··· Record extracts ···

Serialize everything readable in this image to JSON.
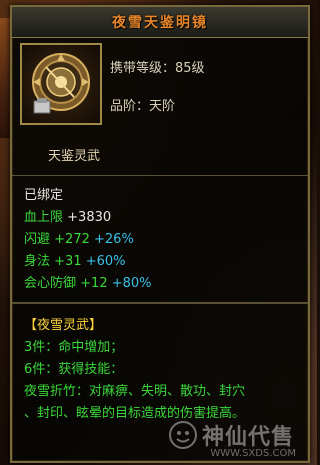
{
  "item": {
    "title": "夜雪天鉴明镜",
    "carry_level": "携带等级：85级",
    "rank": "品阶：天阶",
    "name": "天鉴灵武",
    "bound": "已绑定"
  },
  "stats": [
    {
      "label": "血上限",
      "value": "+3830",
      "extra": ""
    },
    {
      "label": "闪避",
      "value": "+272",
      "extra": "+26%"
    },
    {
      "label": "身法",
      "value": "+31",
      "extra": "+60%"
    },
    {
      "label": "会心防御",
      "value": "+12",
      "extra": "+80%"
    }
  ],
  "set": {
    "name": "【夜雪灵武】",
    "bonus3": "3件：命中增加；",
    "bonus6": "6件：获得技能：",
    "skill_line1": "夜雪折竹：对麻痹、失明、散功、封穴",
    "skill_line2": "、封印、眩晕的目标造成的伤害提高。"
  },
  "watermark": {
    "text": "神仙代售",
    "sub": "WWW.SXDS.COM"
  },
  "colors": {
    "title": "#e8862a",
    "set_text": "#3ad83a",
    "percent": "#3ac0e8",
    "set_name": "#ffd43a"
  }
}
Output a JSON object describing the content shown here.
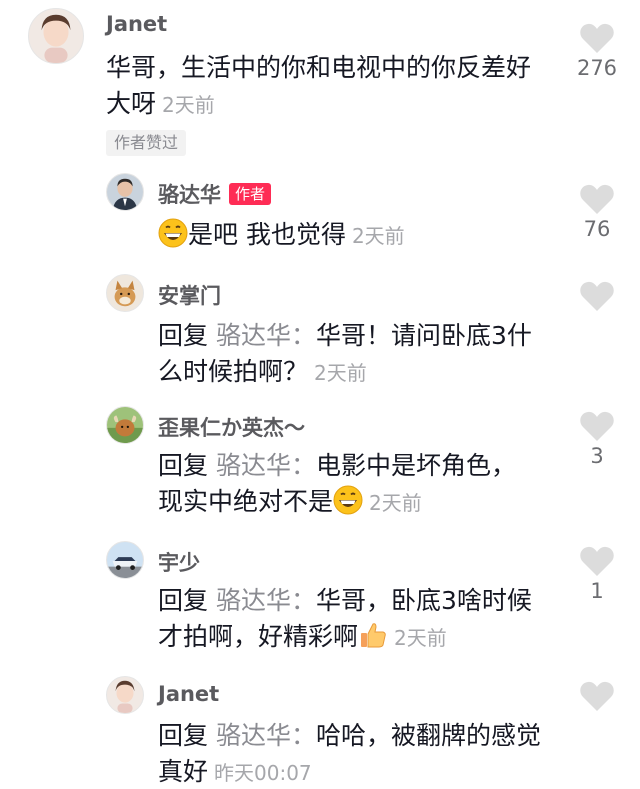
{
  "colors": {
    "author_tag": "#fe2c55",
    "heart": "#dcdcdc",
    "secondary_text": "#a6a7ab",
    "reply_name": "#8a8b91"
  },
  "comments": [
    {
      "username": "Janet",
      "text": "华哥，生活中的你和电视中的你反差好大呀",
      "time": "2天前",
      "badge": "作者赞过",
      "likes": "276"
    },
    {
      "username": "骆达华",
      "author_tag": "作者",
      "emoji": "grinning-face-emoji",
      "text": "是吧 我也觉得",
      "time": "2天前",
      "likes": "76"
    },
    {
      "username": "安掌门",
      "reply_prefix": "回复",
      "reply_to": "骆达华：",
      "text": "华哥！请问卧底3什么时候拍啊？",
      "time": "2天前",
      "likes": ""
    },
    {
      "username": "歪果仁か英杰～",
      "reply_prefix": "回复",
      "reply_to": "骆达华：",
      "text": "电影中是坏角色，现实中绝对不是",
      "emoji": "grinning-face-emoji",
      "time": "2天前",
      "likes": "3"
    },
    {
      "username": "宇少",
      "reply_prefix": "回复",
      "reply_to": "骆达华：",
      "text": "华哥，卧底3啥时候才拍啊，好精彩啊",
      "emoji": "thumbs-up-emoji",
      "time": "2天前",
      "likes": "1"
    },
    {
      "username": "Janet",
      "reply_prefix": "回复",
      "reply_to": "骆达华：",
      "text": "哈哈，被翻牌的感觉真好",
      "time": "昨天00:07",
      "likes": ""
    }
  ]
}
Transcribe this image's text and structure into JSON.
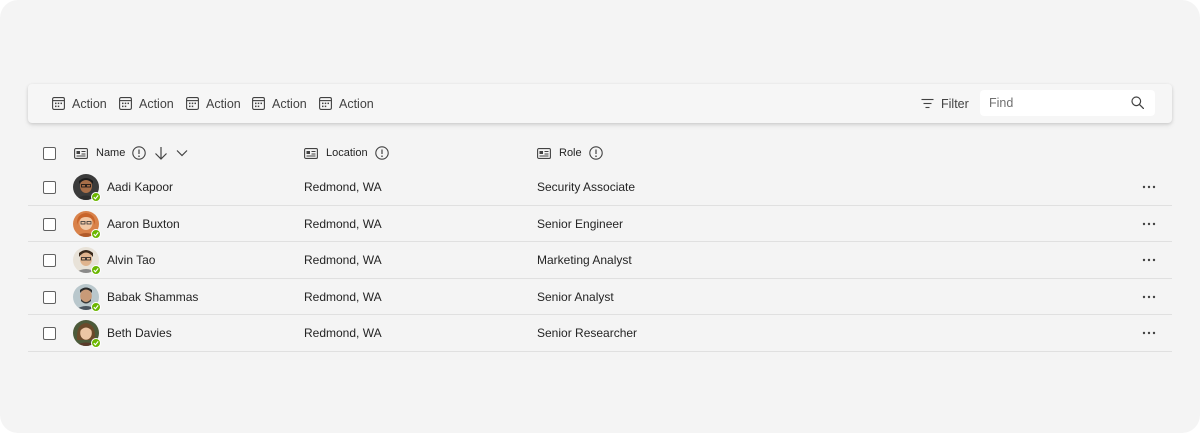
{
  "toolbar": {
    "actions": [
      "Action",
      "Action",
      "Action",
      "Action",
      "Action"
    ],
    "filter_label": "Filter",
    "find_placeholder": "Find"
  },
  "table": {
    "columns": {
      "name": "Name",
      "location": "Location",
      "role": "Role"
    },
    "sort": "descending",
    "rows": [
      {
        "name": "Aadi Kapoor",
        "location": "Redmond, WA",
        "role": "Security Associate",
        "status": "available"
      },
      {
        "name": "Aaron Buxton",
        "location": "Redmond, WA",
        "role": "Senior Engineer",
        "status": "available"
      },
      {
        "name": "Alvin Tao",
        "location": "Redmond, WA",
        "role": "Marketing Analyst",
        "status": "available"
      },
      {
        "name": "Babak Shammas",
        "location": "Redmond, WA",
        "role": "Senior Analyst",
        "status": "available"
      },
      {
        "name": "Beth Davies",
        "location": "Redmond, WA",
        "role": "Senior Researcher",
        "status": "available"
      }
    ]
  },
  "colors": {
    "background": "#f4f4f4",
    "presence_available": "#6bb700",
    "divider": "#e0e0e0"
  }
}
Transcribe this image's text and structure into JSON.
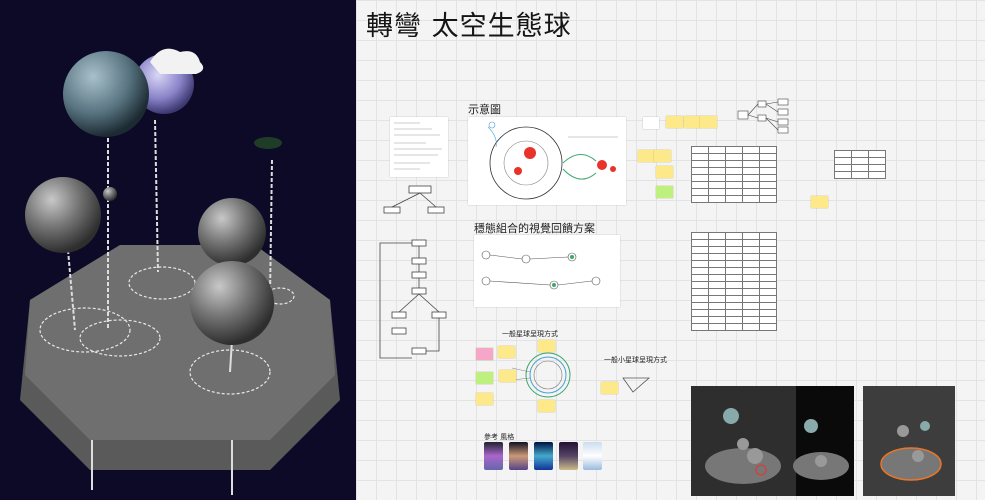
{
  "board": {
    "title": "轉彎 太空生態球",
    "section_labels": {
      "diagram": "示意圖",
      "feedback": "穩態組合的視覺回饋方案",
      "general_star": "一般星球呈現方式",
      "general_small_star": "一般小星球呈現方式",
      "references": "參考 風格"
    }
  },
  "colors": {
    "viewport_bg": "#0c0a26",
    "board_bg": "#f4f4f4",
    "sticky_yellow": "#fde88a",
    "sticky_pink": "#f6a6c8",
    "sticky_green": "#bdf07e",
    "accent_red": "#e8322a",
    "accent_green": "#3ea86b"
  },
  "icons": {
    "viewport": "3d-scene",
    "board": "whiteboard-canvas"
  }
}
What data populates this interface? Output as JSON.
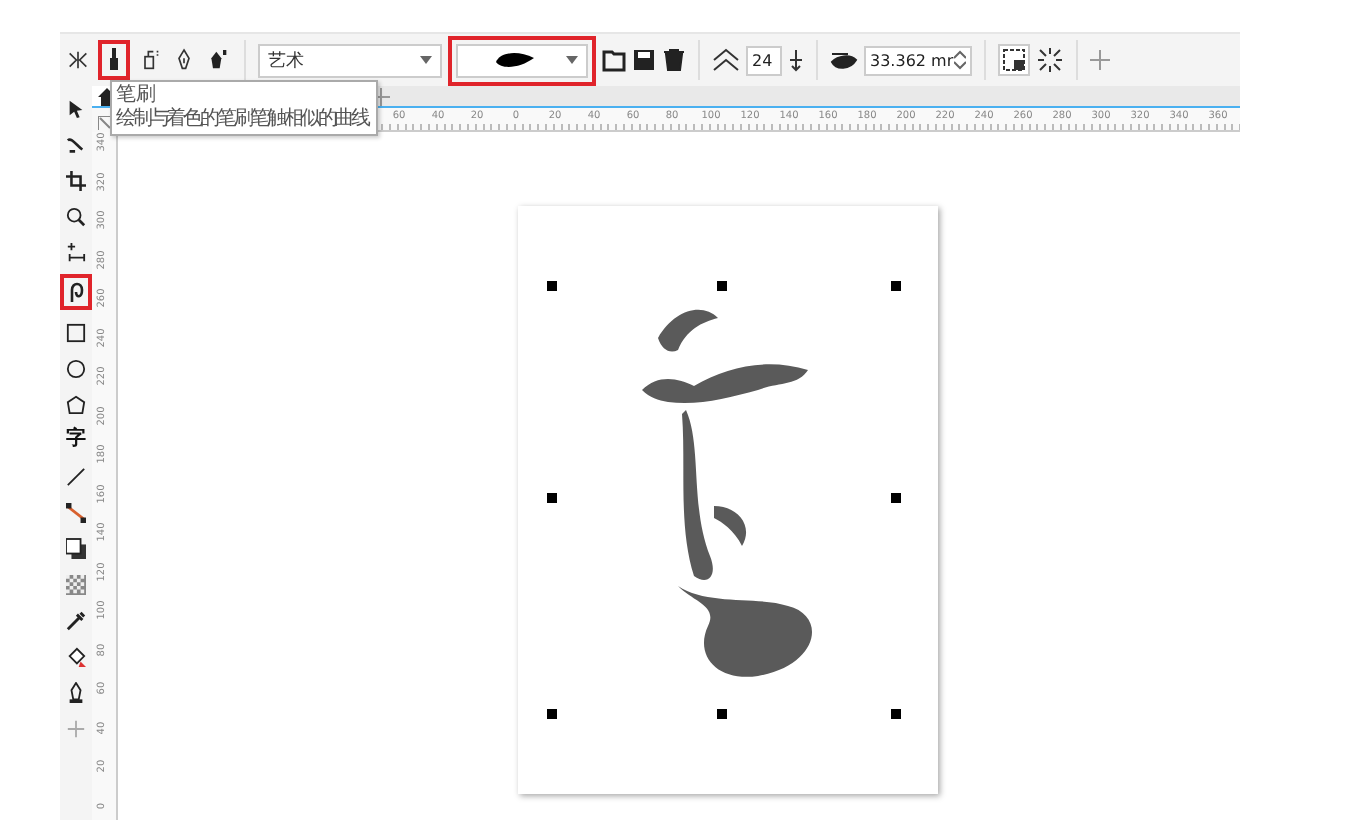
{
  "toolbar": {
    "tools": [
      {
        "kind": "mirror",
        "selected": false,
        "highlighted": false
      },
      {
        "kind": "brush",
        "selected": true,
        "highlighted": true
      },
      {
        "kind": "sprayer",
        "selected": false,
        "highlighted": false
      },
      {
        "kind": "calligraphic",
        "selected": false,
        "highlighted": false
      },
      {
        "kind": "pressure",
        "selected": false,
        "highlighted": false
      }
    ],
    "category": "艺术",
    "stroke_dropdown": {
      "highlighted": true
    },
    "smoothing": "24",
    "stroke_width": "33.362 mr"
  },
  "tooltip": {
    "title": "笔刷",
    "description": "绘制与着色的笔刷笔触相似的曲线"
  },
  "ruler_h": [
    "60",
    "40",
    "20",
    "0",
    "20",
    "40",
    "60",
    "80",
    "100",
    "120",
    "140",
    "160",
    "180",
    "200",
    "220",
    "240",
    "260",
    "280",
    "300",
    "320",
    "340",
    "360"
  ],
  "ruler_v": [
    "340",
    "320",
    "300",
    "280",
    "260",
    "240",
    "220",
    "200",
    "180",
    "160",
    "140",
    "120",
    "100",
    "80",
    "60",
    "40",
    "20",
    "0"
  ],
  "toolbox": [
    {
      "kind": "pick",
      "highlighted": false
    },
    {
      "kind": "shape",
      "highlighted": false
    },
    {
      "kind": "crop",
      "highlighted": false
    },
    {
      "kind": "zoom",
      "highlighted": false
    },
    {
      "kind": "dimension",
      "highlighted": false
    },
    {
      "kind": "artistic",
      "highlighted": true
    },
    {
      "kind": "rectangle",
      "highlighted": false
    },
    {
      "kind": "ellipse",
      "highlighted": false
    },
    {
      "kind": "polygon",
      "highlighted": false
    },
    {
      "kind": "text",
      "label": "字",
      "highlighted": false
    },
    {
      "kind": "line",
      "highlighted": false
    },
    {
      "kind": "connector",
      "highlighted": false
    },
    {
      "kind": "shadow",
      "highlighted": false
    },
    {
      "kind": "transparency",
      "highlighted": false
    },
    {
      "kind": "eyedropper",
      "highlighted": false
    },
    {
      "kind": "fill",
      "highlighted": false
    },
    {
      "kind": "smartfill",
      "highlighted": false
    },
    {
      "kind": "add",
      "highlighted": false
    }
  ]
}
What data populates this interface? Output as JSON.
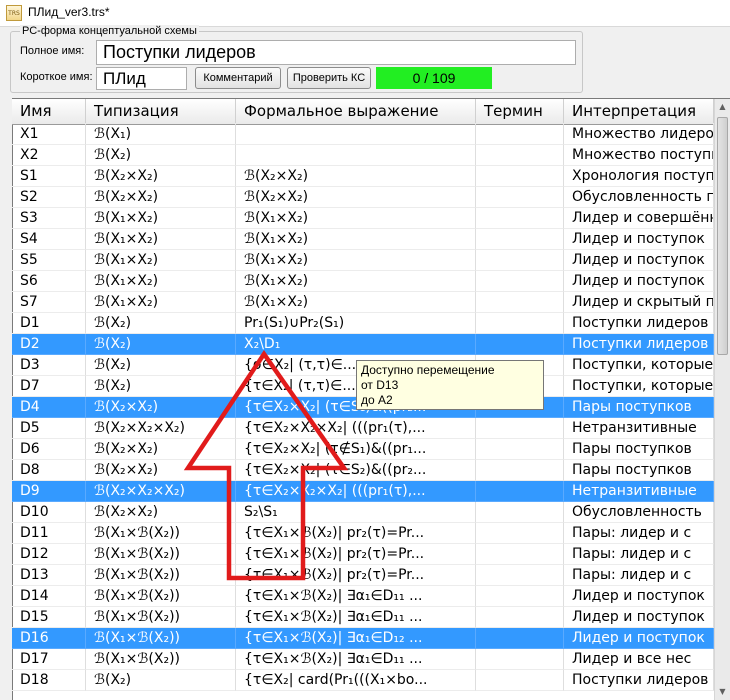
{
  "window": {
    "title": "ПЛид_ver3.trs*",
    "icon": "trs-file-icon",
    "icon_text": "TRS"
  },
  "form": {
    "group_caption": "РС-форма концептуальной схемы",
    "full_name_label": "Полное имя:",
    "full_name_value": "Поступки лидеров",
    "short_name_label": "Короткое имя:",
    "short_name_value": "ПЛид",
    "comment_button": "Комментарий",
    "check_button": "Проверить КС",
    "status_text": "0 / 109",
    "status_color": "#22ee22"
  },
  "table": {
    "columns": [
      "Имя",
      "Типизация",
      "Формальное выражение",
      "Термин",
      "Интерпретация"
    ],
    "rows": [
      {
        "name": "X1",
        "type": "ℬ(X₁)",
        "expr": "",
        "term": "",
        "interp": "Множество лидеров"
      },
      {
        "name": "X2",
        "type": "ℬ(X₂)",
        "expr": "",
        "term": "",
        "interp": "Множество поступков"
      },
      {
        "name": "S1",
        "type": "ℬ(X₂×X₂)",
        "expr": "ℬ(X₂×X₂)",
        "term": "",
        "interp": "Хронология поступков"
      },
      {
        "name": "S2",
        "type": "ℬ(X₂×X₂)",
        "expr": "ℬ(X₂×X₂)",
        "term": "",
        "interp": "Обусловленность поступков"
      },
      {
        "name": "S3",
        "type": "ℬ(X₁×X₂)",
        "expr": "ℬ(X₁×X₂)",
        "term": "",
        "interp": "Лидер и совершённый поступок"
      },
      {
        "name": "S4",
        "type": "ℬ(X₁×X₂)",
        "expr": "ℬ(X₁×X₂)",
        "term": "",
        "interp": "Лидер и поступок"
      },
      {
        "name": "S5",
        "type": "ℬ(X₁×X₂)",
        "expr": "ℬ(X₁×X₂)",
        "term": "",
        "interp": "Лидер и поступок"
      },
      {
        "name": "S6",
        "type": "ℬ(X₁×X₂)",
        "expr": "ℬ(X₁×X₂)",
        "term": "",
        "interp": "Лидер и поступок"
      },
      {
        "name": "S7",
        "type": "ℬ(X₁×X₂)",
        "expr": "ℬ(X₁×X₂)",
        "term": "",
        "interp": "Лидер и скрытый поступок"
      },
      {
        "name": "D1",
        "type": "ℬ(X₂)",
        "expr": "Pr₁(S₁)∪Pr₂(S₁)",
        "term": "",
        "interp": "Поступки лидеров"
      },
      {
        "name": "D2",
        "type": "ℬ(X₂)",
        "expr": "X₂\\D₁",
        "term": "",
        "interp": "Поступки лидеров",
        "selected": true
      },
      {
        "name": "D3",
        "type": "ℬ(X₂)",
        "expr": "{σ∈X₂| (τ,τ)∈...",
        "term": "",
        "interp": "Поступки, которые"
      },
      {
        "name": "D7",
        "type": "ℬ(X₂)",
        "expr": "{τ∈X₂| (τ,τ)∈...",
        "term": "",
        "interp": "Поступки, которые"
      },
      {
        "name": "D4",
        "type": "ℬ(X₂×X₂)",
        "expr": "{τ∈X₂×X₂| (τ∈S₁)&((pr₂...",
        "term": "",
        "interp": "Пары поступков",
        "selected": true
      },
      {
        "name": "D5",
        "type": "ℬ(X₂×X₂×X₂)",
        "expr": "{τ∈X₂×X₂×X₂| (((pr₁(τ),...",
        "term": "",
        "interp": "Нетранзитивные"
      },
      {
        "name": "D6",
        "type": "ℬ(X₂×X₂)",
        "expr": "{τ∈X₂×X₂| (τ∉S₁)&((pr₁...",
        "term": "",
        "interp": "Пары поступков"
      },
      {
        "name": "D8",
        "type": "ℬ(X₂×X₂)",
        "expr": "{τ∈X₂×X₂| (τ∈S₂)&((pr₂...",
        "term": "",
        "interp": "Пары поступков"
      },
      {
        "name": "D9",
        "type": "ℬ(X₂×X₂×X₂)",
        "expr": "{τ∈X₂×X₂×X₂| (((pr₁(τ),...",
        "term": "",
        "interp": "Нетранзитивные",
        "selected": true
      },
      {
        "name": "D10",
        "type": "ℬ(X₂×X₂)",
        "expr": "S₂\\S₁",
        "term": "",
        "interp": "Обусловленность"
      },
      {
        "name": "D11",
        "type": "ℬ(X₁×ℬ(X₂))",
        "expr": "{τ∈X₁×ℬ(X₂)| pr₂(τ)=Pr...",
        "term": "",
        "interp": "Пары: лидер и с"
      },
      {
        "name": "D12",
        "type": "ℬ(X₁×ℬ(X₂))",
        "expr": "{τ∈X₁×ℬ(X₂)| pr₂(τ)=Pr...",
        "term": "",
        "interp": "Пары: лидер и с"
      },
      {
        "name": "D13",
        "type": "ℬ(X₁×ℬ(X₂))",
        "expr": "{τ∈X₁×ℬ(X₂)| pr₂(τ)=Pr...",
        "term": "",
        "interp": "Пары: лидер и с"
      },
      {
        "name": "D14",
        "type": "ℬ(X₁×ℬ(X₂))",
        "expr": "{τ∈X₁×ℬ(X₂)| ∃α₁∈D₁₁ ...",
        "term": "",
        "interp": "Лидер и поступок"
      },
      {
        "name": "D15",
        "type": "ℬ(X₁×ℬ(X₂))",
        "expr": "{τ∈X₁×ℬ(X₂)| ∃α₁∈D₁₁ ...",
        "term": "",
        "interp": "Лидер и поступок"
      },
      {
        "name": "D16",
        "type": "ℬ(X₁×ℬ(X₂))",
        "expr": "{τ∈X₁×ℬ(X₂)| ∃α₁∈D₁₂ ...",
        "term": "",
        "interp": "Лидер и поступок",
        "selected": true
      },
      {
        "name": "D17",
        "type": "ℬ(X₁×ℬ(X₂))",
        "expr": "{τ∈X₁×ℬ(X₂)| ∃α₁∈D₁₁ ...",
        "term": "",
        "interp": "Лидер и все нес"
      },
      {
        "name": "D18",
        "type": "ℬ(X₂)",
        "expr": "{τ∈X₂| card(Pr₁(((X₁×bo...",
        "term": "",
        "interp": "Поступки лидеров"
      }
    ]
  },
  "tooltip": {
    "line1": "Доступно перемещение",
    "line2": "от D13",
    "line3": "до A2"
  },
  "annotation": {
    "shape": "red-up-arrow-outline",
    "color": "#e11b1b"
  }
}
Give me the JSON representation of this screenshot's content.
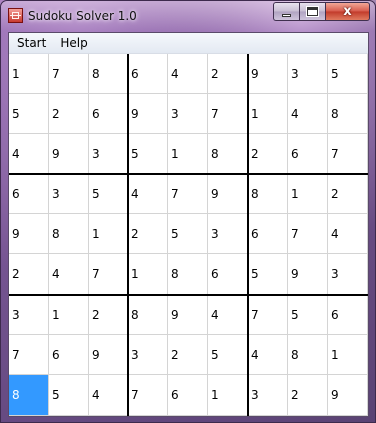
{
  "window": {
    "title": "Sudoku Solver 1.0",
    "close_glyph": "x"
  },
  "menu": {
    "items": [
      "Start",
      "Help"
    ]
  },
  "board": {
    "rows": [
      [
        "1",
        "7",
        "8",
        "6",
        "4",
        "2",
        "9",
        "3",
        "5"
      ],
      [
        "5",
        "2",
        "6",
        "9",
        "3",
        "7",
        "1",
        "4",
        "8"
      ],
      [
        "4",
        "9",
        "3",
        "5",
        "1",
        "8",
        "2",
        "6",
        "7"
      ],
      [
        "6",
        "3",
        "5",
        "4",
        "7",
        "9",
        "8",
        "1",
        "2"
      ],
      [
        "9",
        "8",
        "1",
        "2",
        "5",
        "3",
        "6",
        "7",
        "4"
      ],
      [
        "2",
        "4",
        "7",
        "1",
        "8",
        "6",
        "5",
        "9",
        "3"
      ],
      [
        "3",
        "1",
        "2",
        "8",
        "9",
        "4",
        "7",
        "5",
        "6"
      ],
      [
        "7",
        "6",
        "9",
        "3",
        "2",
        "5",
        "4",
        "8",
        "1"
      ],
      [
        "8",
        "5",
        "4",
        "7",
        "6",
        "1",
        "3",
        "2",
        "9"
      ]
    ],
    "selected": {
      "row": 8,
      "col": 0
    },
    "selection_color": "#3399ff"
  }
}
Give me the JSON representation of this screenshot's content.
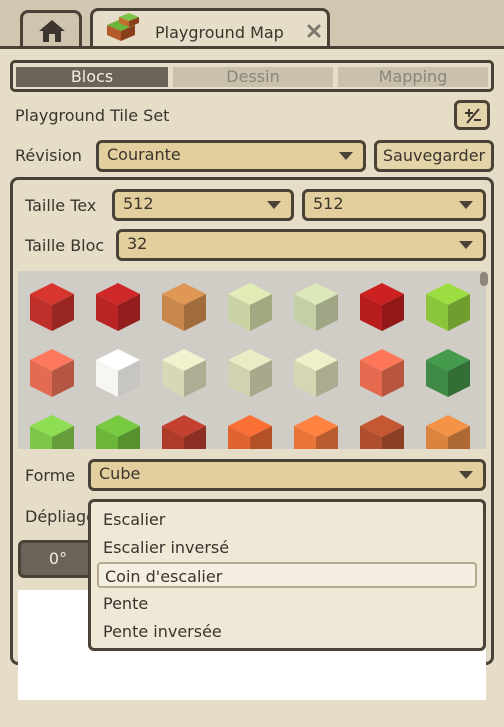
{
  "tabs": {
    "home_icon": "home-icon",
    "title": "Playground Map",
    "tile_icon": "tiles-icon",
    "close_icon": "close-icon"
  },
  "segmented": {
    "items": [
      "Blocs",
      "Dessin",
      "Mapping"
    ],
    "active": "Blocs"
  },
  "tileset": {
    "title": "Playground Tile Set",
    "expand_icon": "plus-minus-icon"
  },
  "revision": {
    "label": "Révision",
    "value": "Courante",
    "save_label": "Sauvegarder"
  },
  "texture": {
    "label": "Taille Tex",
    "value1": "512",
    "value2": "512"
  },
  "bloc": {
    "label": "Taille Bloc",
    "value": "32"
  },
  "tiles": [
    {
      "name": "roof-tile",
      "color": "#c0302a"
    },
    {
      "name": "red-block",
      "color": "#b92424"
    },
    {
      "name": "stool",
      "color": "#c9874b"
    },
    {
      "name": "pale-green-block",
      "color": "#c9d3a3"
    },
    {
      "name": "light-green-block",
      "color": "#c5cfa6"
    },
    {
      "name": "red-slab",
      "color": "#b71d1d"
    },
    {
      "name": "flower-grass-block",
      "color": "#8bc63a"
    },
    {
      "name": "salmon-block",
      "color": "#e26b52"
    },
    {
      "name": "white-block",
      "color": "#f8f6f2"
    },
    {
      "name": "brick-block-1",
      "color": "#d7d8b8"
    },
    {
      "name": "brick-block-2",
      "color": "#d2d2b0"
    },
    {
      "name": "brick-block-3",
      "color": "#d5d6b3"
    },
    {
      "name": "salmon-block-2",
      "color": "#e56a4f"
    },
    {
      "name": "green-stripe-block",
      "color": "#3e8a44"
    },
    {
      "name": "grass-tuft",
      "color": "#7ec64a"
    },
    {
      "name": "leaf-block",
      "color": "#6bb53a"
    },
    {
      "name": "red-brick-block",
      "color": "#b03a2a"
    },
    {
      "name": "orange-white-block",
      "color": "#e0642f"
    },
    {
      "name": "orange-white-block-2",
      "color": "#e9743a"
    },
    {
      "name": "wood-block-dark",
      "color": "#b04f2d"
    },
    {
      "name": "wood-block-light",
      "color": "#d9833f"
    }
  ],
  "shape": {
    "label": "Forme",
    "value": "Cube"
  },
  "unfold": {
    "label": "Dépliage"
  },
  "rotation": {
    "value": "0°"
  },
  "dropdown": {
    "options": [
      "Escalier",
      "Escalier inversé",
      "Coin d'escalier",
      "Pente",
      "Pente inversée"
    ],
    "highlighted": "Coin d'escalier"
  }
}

···

▶ **Instructions to follow**: Using the entries above, return each line that includes the word "поступков".

▶ **Worked solution**:
        "interp": "Множество поступков"
        "interp": "Хронология поступков"
        "interp": "Обусловленность поступков"
        "interp": "Пары поступков",
        "interp": "Пары поступков"
        "interp": "Пары поступков"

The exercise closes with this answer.